▶ _Task description_
Read the records below and copy each line that contains "Міхеєв".

>> start

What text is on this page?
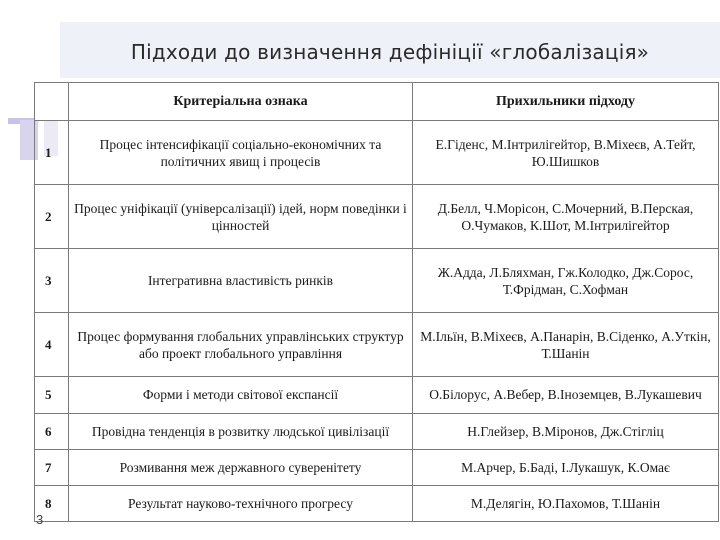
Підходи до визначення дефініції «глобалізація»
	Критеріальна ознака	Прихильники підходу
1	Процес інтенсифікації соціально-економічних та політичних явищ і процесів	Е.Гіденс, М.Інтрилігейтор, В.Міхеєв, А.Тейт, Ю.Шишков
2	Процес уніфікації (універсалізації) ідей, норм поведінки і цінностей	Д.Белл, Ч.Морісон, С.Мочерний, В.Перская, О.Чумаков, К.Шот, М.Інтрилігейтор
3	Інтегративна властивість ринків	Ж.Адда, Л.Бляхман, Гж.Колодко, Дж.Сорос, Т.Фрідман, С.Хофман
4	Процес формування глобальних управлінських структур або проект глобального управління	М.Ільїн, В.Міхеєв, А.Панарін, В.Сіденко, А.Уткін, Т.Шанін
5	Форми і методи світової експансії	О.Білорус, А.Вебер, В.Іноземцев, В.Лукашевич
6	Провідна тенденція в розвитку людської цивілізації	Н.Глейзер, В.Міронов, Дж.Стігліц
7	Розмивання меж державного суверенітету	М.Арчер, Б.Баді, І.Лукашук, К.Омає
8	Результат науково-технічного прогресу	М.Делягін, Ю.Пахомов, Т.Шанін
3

>> end
>> start

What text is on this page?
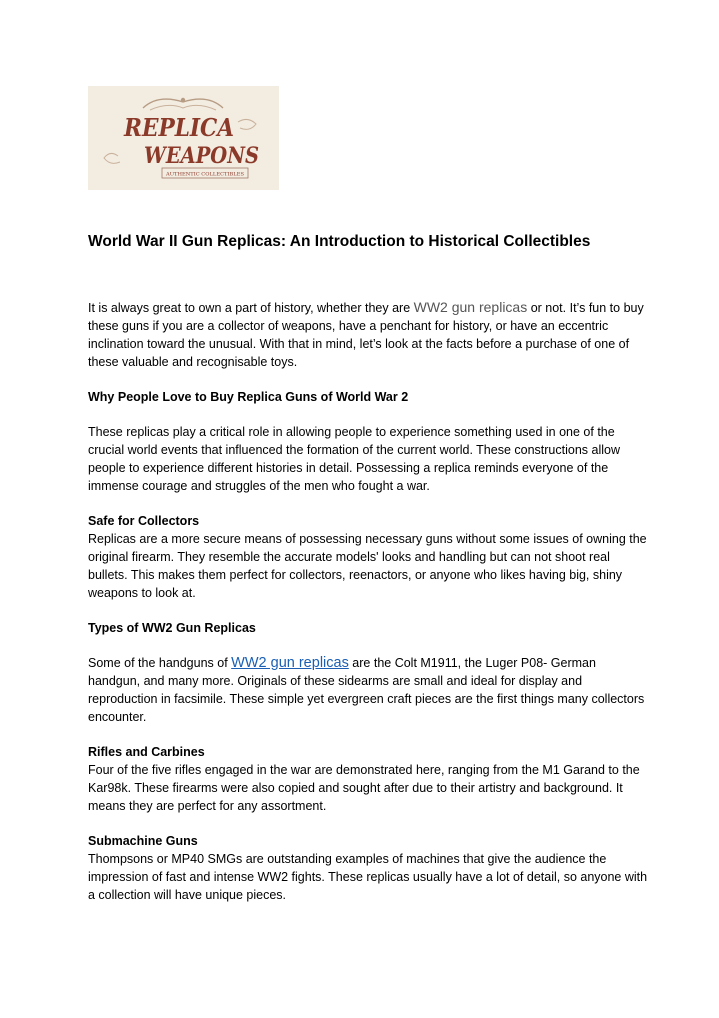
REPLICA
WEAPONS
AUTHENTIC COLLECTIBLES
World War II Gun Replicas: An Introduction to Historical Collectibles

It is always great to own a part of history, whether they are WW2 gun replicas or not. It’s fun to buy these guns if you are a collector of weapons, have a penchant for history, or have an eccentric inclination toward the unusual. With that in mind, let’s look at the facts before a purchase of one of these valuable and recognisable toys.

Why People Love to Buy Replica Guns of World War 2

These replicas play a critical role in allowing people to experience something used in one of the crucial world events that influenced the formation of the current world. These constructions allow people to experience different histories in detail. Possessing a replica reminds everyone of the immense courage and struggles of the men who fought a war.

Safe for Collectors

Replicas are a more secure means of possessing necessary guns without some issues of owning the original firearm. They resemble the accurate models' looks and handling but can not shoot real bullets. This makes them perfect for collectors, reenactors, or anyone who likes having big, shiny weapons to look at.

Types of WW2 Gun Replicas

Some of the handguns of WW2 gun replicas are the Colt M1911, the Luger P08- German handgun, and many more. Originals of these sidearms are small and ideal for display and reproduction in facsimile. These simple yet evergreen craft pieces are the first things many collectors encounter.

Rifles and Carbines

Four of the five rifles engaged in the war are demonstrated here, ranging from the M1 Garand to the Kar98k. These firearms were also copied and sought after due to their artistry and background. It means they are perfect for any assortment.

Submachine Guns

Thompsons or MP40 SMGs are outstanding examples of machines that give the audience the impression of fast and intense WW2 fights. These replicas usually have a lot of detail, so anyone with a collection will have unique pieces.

>> end

▶ _Exercise solution_
1	Процес інтенсифікації соціально-економічних та політичних явищ і процесів	Е.Гіденс, М.Інтрилігейтор, В.Міхеєв, А.Тейт, Ю.Шишков
4	Процес формування глобальних управлінських структур або проект глобального управління	М.Ільїн, В.Міхеєв, А.Панарін, В.Сіденко, А.Уткін, Т.Шанін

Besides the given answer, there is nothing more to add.